- TASK DIRECTIONS: Restate the whole listing word for word. Pictures are left out.

====== EXTRACTED INFORMATION

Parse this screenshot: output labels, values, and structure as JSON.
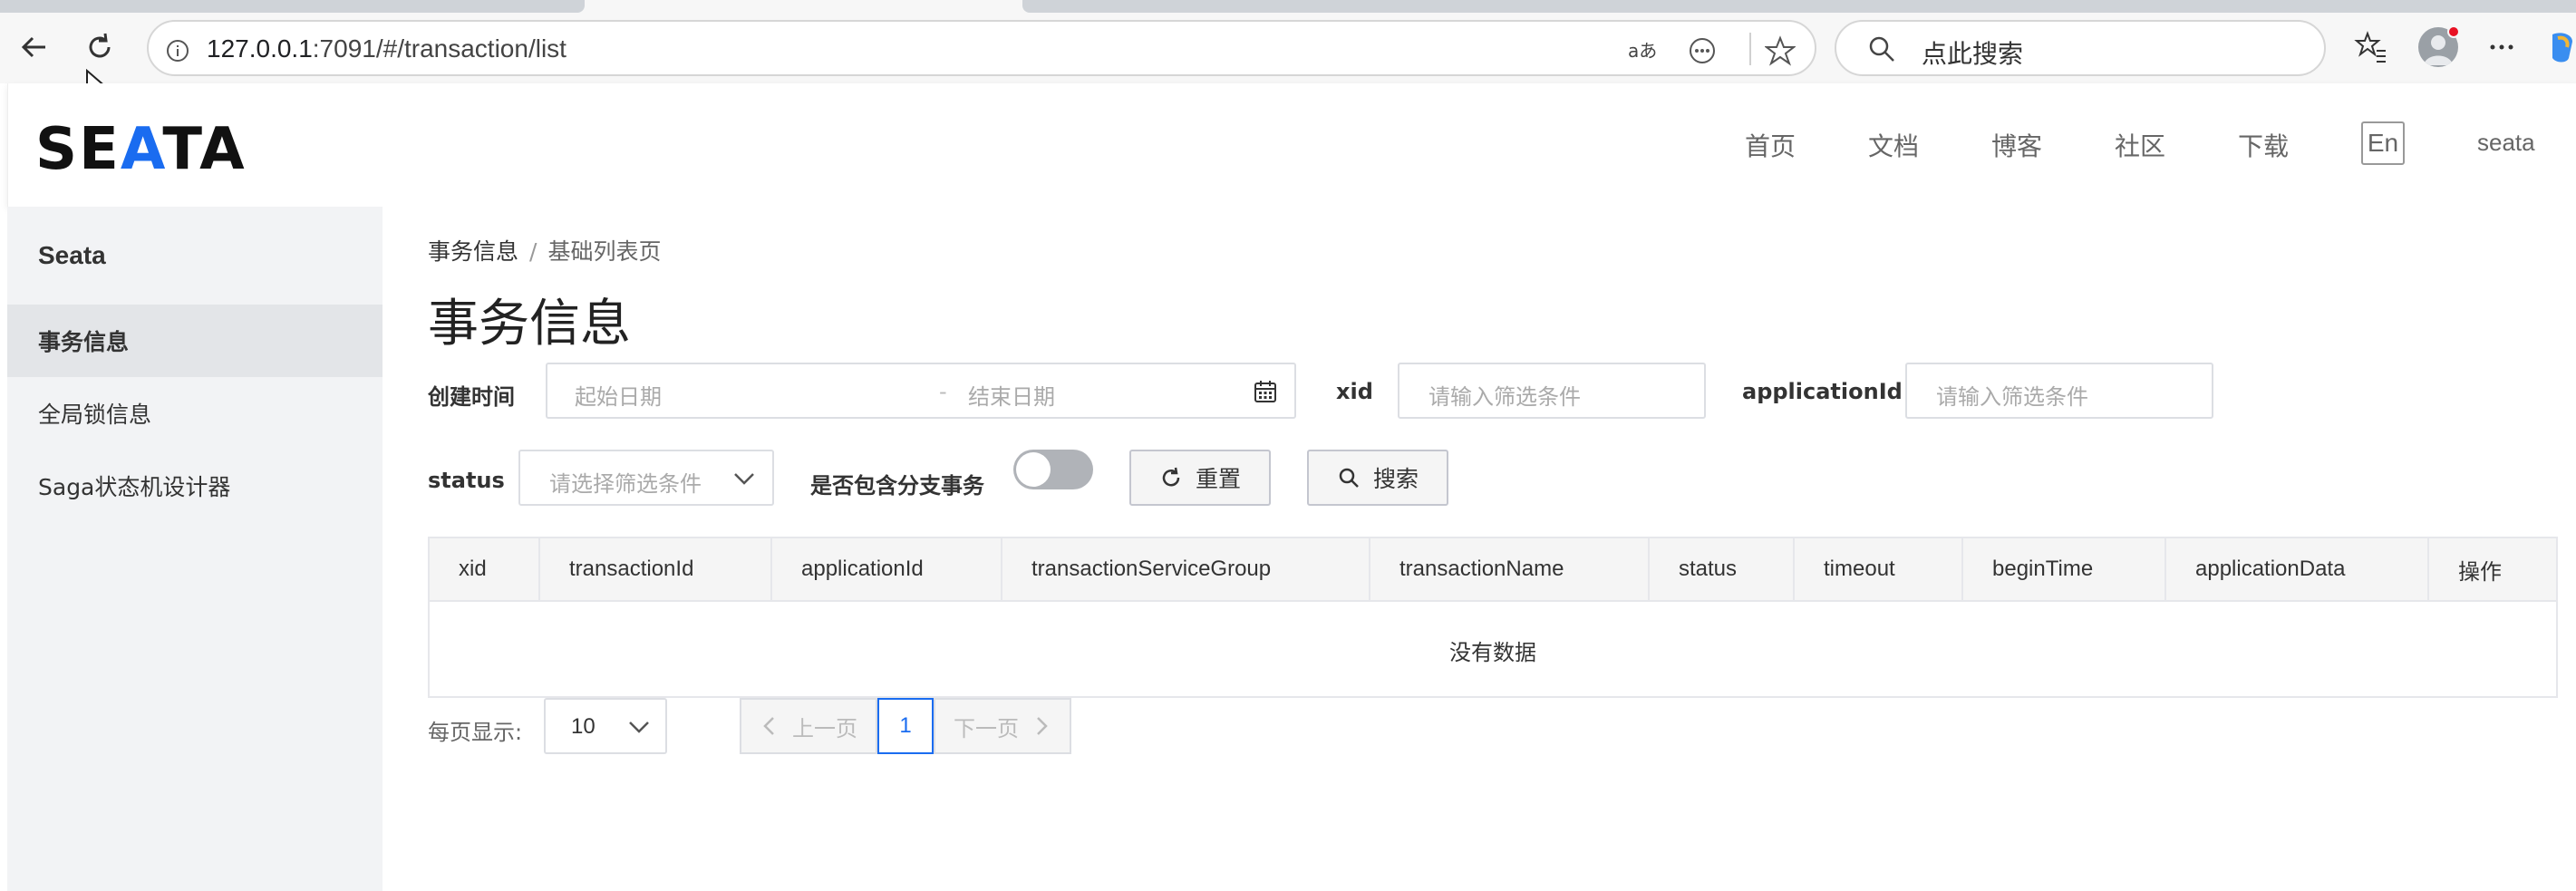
{
  "browser": {
    "url_host": "127.0.0.1",
    "url_path": ":7091/#/transaction/list",
    "search_placeholder": "点此搜索"
  },
  "header": {
    "logo_a": "SE",
    "logo_b": "A",
    "logo_c": "TA",
    "nav": [
      "首页",
      "文档",
      "博客",
      "社区",
      "下载"
    ],
    "lang": "En",
    "user": "seata"
  },
  "sidebar": {
    "title": "Seata",
    "items": [
      {
        "label": "事务信息"
      },
      {
        "label": "全局锁信息"
      },
      {
        "label": "Saga状态机设计器"
      }
    ]
  },
  "breadcrumb": {
    "parent": "事务信息",
    "separator": "/",
    "current": "基础列表页"
  },
  "page": {
    "title": "事务信息"
  },
  "filters": {
    "created_time_label": "创建时间",
    "start_date_placeholder": "起始日期",
    "range_separator": "-",
    "end_date_placeholder": "结束日期",
    "xid_label": "xid",
    "xid_placeholder": "请输入筛选条件",
    "application_id_label": "applicationId",
    "application_id_placeholder": "请输入筛选条件",
    "status_label": "status",
    "status_placeholder": "请选择筛选条件",
    "include_branch_label": "是否包含分支事务",
    "include_branch_on": false,
    "reset_label": "重置",
    "search_label": "搜索"
  },
  "table": {
    "columns": [
      "xid",
      "transactionId",
      "applicationId",
      "transactionServiceGroup",
      "transactionName",
      "status",
      "timeout",
      "beginTime",
      "applicationData",
      "操作"
    ],
    "empty_text": "没有数据"
  },
  "pagination": {
    "page_size_label": "每页显示:",
    "page_size": "10",
    "prev_label": "上一页",
    "current_page": "1",
    "next_label": "下一页"
  },
  "colors": {
    "accent": "#1a6cf0",
    "sidebar_bg": "#f2f3f5",
    "toggle_off": "#b0b3b8"
  }
}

============

- COMPLETED EXERCISE:
Parse this screenshot: output labels, values, and structure as JSON.
{
  "browser": {
    "url_host": "127.0.0.1",
    "url_path": ":7091/#/transaction/list",
    "search_placeholder": "点此搜索"
  },
  "header": {
    "logo_a": "SE",
    "logo_b": "A",
    "logo_c": "TA",
    "nav": [
      "首页",
      "文档",
      "博客",
      "社区",
      "下载"
    ],
    "lang": "En",
    "user": "seata"
  },
  "sidebar": {
    "title": "Seata",
    "items": [
      {
        "label": "事务信息"
      },
      {
        "label": "全局锁信息"
      },
      {
        "label": "Saga状态机设计器"
      }
    ]
  },
  "breadcrumb": {
    "parent": "事务信息",
    "separator": "/",
    "current": "基础列表页"
  },
  "page": {
    "title": "事务信息"
  },
  "filters": {
    "created_time_label": "创建时间",
    "start_date_placeholder": "起始日期",
    "range_separator": "-",
    "end_date_placeholder": "结束日期",
    "xid_label": "xid",
    "xid_placeholder": "请输入筛选条件",
    "application_id_label": "applicationId",
    "application_id_placeholder": "请输入筛选条件",
    "status_label": "status",
    "status_placeholder": "请选择筛选条件",
    "include_branch_label": "是否包含分支事务",
    "include_branch_on": false,
    "reset_label": "重置",
    "search_label": "搜索"
  },
  "table": {
    "columns": [
      "xid",
      "transactionId",
      "applicationId",
      "transactionServiceGroup",
      "transactionName",
      "status",
      "timeout",
      "beginTime",
      "applicationData",
      "操作"
    ],
    "empty_text": "没有数据"
  },
  "pagination": {
    "page_size_label": "每页显示:",
    "page_size": "10",
    "prev_label": "上一页",
    "current_page": "1",
    "next_label": "下一页"
  },
  "colors": {
    "accent": "#1a6cf0",
    "sidebar_bg": "#f2f3f5",
    "toggle_off": "#b0b3b8"
  }
}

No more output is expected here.